> Task instructions
Identify the lines that contain the word "JSON", then copy them.

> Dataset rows
## START

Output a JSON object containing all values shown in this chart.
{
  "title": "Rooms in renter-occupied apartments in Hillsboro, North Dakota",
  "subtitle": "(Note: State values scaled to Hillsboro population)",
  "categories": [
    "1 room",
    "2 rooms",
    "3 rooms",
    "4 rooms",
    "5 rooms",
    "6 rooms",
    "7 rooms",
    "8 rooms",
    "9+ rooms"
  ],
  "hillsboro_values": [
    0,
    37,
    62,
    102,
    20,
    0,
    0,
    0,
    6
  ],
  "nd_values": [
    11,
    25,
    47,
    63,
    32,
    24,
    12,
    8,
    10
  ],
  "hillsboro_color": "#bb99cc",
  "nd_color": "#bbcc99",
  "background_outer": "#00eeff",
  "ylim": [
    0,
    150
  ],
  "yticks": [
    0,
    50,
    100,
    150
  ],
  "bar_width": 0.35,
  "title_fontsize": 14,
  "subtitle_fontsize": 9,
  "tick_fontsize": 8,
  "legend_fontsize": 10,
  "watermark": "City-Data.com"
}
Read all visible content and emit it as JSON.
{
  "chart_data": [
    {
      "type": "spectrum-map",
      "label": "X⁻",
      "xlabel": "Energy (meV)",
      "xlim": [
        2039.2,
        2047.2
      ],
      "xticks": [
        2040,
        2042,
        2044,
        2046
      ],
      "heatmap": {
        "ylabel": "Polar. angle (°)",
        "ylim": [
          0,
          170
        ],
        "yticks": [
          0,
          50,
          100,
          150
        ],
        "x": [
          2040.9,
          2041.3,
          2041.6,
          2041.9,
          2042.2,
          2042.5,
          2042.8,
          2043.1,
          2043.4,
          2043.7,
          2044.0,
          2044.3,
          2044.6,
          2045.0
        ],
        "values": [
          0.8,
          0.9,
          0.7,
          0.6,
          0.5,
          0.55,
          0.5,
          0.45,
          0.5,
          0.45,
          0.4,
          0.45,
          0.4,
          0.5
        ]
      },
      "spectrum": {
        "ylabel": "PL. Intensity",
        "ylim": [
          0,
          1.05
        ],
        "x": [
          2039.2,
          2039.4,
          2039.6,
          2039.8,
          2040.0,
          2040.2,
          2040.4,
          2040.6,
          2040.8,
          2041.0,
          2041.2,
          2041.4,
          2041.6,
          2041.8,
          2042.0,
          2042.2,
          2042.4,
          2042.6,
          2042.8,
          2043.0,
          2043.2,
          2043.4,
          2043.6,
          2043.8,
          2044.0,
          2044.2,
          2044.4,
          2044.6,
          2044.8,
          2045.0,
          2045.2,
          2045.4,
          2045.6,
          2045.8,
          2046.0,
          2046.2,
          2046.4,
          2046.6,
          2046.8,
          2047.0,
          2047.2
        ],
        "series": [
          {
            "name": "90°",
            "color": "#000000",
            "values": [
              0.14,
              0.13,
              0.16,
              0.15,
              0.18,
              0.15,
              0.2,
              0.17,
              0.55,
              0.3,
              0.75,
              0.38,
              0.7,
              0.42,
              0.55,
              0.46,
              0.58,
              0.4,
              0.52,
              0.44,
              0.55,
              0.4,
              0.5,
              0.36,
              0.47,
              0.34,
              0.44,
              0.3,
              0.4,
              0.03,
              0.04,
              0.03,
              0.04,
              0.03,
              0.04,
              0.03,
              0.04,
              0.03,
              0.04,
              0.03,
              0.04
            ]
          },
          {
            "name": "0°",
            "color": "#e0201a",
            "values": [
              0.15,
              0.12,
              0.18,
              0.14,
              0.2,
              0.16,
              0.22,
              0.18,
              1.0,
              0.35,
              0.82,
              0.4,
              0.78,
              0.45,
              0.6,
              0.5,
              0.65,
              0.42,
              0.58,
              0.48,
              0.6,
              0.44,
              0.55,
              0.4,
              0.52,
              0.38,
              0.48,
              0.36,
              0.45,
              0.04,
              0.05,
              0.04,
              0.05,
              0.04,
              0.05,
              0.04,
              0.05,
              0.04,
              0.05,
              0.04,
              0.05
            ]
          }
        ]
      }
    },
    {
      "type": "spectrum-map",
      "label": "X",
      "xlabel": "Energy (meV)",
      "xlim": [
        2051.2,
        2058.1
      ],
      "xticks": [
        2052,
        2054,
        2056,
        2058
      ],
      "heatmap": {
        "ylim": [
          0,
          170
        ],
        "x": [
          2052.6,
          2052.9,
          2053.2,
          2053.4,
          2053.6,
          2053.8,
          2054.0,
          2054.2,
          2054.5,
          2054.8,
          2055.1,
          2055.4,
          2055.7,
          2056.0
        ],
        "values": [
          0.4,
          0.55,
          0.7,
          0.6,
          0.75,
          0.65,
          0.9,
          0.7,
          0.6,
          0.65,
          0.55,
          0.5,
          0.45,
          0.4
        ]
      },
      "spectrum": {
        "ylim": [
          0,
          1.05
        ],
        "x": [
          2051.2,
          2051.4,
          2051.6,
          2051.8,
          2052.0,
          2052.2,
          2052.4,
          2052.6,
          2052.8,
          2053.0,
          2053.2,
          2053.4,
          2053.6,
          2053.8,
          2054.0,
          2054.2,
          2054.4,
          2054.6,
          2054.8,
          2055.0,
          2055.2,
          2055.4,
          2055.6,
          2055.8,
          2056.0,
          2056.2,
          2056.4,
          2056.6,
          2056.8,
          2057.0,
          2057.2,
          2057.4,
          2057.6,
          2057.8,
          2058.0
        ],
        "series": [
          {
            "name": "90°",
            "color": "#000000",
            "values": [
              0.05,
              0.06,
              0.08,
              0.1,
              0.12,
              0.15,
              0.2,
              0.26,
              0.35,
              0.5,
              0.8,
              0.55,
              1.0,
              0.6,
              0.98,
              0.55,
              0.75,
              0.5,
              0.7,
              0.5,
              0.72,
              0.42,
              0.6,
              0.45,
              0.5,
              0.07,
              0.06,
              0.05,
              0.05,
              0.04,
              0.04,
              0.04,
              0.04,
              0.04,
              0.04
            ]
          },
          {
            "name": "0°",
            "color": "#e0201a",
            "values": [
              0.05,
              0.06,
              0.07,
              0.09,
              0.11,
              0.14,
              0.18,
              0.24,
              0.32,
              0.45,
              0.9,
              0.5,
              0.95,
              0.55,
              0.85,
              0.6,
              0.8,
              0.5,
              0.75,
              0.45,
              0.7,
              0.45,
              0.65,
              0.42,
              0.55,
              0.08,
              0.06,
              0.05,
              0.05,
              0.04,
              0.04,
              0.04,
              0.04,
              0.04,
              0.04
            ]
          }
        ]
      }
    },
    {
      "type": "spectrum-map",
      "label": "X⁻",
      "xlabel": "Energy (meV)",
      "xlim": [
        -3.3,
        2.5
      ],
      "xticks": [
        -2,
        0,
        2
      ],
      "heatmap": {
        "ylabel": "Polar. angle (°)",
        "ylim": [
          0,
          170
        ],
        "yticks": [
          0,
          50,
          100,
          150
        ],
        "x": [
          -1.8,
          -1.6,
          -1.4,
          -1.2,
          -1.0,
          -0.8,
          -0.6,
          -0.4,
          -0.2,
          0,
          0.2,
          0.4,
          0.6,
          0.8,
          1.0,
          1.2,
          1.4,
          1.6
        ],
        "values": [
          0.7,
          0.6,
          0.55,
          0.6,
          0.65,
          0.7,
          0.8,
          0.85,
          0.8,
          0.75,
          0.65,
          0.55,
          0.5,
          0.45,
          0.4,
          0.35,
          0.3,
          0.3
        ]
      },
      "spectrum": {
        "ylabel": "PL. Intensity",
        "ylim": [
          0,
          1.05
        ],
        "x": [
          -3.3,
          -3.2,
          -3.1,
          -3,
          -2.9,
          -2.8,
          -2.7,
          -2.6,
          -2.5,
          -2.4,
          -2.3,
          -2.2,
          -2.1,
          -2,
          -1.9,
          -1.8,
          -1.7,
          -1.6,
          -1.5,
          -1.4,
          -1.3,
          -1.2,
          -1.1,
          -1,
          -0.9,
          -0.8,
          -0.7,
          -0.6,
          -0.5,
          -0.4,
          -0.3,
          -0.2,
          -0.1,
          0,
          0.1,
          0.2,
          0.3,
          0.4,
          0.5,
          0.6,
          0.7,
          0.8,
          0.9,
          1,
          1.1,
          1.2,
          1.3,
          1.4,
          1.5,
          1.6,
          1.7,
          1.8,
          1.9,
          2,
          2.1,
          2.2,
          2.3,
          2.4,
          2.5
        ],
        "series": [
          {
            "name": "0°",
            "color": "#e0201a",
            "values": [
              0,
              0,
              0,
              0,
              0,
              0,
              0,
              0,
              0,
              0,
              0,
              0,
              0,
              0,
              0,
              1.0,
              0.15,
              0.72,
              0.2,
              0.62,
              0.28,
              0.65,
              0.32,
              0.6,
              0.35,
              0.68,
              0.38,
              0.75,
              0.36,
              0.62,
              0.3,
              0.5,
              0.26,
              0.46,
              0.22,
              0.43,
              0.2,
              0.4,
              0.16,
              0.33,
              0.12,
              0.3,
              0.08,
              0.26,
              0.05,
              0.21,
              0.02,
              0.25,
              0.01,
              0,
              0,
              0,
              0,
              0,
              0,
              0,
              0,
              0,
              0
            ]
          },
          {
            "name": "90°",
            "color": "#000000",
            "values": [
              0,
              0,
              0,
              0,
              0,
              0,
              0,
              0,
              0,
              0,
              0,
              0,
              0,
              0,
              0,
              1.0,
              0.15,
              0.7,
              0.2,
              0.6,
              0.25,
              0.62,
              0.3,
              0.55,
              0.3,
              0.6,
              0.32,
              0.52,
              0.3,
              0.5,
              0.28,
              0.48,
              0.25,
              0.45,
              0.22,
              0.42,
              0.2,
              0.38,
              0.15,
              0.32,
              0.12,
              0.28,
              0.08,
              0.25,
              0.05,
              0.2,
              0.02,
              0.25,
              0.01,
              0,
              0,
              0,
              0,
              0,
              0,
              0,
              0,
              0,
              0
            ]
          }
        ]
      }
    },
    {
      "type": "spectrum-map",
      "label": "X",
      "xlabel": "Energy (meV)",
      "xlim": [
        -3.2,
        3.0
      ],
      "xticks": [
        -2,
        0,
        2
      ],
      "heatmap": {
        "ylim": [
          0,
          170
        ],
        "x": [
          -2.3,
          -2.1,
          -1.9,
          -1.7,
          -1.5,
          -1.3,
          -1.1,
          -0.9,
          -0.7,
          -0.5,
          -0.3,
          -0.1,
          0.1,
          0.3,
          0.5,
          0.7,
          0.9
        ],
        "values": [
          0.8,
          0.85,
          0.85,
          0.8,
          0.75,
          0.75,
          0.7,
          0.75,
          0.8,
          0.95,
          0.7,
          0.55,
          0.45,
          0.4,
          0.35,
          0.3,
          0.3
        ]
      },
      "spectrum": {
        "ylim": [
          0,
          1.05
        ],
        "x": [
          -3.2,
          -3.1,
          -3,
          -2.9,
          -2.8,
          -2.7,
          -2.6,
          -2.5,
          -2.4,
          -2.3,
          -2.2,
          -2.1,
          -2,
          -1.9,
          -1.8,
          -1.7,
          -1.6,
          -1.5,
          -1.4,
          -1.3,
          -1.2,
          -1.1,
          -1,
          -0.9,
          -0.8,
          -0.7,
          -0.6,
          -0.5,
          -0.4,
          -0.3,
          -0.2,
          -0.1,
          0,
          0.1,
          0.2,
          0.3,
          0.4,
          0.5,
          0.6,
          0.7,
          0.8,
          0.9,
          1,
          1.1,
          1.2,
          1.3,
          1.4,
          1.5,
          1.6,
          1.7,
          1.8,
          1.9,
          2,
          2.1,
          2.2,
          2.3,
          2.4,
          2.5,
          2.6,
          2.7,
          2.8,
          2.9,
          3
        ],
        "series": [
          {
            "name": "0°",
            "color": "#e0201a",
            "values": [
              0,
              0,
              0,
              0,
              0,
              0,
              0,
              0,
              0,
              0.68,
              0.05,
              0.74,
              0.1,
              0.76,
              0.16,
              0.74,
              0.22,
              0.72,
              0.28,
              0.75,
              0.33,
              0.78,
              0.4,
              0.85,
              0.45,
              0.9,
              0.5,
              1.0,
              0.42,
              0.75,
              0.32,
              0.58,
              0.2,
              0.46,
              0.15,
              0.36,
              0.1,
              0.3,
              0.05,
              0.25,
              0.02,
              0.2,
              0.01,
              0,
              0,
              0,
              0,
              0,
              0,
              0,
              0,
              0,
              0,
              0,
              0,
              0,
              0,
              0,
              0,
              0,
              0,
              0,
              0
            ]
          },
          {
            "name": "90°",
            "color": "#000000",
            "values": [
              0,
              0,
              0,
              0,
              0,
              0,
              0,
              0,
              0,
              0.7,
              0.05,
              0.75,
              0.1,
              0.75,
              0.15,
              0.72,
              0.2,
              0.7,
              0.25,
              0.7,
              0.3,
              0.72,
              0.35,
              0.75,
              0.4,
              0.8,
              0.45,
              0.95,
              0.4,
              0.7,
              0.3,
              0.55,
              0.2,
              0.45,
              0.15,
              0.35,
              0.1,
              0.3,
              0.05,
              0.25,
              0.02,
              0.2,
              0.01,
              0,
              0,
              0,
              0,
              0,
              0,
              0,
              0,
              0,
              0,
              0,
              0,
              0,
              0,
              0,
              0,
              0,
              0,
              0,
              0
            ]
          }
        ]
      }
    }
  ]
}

## END

> Result for this exercise
Output a JSON object containing all values shown in this chart.
Read all visible content and emit it as JSON.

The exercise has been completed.